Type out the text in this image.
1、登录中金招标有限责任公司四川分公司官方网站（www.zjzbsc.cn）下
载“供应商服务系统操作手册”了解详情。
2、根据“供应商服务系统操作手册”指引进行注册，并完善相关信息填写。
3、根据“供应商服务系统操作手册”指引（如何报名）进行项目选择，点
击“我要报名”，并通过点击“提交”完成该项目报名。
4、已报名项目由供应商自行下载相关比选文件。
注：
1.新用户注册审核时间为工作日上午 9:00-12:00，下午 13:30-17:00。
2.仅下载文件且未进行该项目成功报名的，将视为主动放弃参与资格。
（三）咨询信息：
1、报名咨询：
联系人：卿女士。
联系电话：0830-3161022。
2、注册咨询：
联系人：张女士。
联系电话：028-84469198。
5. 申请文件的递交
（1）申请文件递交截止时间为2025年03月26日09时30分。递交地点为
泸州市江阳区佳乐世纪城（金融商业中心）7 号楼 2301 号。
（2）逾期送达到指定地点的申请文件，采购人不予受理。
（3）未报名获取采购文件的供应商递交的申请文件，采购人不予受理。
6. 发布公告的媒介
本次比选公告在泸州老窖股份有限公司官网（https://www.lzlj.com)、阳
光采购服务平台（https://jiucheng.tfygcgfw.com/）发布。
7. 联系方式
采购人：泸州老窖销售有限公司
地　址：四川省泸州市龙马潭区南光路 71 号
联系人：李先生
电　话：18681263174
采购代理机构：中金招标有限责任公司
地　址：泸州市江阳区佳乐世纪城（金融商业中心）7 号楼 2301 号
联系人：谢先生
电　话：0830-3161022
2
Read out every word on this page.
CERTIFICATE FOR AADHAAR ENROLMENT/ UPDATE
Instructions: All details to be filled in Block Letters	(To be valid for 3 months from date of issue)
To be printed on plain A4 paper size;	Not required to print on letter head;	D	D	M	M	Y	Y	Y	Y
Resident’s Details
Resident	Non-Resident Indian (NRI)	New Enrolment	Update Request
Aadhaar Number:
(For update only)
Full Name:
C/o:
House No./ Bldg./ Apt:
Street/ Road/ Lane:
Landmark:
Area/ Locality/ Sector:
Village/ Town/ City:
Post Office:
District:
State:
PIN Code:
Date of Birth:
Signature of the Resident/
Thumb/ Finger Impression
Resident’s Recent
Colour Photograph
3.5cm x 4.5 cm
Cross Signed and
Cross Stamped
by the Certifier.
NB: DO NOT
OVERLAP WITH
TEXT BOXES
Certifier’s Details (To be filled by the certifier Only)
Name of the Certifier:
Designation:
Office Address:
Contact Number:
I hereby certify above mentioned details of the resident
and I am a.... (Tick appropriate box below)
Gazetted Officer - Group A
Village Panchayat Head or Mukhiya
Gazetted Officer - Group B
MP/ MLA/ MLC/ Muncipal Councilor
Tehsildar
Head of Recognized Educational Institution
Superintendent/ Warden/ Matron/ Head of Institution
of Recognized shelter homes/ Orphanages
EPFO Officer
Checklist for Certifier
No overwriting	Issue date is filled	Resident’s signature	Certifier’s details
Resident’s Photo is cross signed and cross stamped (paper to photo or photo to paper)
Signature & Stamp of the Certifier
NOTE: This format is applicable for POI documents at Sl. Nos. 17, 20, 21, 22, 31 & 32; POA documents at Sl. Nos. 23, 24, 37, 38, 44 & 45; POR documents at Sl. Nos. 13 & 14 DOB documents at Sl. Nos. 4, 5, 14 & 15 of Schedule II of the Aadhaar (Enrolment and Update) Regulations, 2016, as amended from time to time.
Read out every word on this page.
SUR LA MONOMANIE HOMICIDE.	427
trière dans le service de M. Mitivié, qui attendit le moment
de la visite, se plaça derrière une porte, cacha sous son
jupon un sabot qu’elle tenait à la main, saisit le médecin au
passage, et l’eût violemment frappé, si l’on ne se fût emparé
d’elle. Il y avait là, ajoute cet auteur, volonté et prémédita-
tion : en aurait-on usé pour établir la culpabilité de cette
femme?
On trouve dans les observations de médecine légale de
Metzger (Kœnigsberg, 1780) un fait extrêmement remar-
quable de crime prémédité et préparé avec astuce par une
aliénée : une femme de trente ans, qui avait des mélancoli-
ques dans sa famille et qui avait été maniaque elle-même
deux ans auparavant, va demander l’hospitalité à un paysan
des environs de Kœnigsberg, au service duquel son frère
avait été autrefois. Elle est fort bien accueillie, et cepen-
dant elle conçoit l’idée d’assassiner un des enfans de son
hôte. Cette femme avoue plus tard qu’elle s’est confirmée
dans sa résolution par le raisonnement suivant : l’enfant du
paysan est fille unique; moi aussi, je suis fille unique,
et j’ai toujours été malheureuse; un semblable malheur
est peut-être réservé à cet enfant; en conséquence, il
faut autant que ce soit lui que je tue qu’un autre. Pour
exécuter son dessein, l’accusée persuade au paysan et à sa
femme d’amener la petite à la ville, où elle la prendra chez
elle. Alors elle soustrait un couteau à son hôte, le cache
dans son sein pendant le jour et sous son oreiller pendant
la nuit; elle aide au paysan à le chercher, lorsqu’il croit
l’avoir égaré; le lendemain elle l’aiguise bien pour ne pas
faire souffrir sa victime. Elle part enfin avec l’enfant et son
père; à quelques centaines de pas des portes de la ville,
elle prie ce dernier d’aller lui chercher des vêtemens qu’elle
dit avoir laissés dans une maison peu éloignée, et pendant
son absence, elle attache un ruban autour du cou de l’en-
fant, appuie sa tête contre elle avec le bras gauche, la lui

• • • •

Challenge:
Every record shown above must be echoed exactly.

Solution:
Type out the text in this image.
1、登录中金招标有限责任公司四川分公司官方网站（www.zjzbsc.cn）下
载“供应商服务系统操作手册”了解详情。
2、根据“供应商服务系统操作手册”指引进行注册，并完善相关信息填写。
3、根据“供应商服务系统操作手册”指引（如何报名）进行项目选择，点
击“我要报名”，并通过点击“提交”完成该项目报名。
4、已报名项目由供应商自行下载相关比选文件。
注：
1.新用户注册审核时间为工作日上午 9:00-12:00，下午 13:30-17:00。
2.仅下载文件且未进行该项目成功报名的，将视为主动放弃参与资格。
（三）咨询信息：
1、报名咨询：
联系人：卿女士。
联系电话：0830-3161022。
2、注册咨询：
联系人：张女士。
联系电话：028-84469198。
5. 申请文件的递交
（1）申请文件递交截止时间为2025年03月26日09时30分。递交地点为
泸州市江阳区佳乐世纪城（金融商业中心）7 号楼 2301 号。
（2）逾期送达到指定地点的申请文件，采购人不予受理。
（3）未报名获取采购文件的供应商递交的申请文件，采购人不予受理。
6. 发布公告的媒介
本次比选公告在泸州老窖股份有限公司官网（https://www.lzlj.com)、阳
光采购服务平台（https://jiucheng.tfygcgfw.com/）发布。
7. 联系方式
采购人：泸州老窖销售有限公司
地　址：四川省泸州市龙马潭区南光路 71 号
联系人：李先生
电　话：18681263174
采购代理机构：中金招标有限责任公司
地　址：泸州市江阳区佳乐世纪城（金融商业中心）7 号楼 2301 号
联系人：谢先生
电　话：0830-3161022
2
Read out every word on this page.
CERTIFICATE FOR AADHAAR ENROLMENT/ UPDATE
Instructions: All details to be filled in Block Letters	(To be valid for 3 months from date of issue)
To be printed on plain A4 paper size;	Not required to print on letter head;	D	D	M	M	Y	Y	Y	Y
Resident’s Details
Resident	Non-Resident Indian (NRI)	New Enrolment	Update Request
Aadhaar Number:
(For update only)
Full Name:
C/o:
House No./ Bldg./ Apt:
Street/ Road/ Lane:
Landmark:
Area/ Locality/ Sector:
Village/ Town/ City:
Post Office:
District:
State:
PIN Code:
Date of Birth:
Signature of the Resident/
Thumb/ Finger Impression
Resident’s Recent
Colour Photograph
3.5cm x 4.5 cm
Cross Signed and
Cross Stamped
by the Certifier.
NB: DO NOT
OVERLAP WITH
TEXT BOXES
Certifier’s Details (To be filled by the certifier Only)
Name of the Certifier:
Designation:
Office Address:
Contact Number:
I hereby certify above mentioned details of the resident
and I am a.... (Tick appropriate box below)
Gazetted Officer - Group A
Village Panchayat Head or Mukhiya
Gazetted Officer - Group B
MP/ MLA/ MLC/ Muncipal Councilor
Tehsildar
Head of Recognized Educational Institution
Superintendent/ Warden/ Matron/ Head of Institution
of Recognized shelter homes/ Orphanages
EPFO Officer
Checklist for Certifier
No overwriting	Issue date is filled	Resident’s signature	Certifier’s details
Resident’s Photo is cross signed and cross stamped (paper to photo or photo to paper)
Signature & Stamp of the Certifier
NOTE: This format is applicable for POI documents at Sl. Nos. 17, 20, 21, 22, 31 & 32; POA documents at Sl. Nos. 23, 24, 37, 38, 44 & 45; POR documents at Sl. Nos. 13 & 14 DOB documents at Sl. Nos. 4, 5, 14 & 15 of Schedule II of the Aadhaar (Enrolment and Update) Regulations, 2016, as amended from time to time.
Read out every word on this page.
SUR LA MONOMANIE HOMICIDE.	427
trière dans le service de M. Mitivié, qui attendit le moment
de la visite, se plaça derrière une porte, cacha sous son
jupon un sabot qu’elle tenait à la main, saisit le médecin au
passage, et l’eût violemment frappé, si l’on ne se fût emparé
d’elle. Il y avait là, ajoute cet auteur, volonté et prémédita-
tion : en aurait-on usé pour établir la culpabilité de cette
femme?
On trouve dans les observations de médecine légale de
Metzger (Kœnigsberg, 1780) un fait extrêmement remar-
quable de crime prémédité et préparé avec astuce par une
aliénée : une femme de trente ans, qui avait des mélancoli-
ques dans sa famille et qui avait été maniaque elle-même
deux ans auparavant, va demander l’hospitalité à un paysan
des environs de Kœnigsberg, au service duquel son frère
avait été autrefois. Elle est fort bien accueillie, et cepen-
dant elle conçoit l’idée d’assassiner un des enfans de son
hôte. Cette femme avoue plus tard qu’elle s’est confirmée
dans sa résolution par le raisonnement suivant : l’enfant du
paysan est fille unique; moi aussi, je suis fille unique,
et j’ai toujours été malheureuse; un semblable malheur
est peut-être réservé à cet enfant; en conséquence, il
faut autant que ce soit lui que je tue qu’un autre. Pour
exécuter son dessein, l’accusée persuade au paysan et à sa
femme d’amener la petite à la ville, où elle la prendra chez
elle. Alors elle soustrait un couteau à son hôte, le cache
dans son sein pendant le jour et sous son oreiller pendant
la nuit; elle aide au paysan à le chercher, lorsqu’il croit
l’avoir égaré; le lendemain elle l’aiguise bien pour ne pas
faire souffrir sa victime. Elle part enfin avec l’enfant et son
père; à quelques centaines de pas des portes de la ville,
elle prie ce dernier d’aller lui chercher des vêtemens qu’elle
dit avoir laissés dans une maison peu éloignée, et pendant
son absence, elle attache un ruban autour du cou de l’en-
fant, appuie sa tête contre elle avec le bras gauche, la lui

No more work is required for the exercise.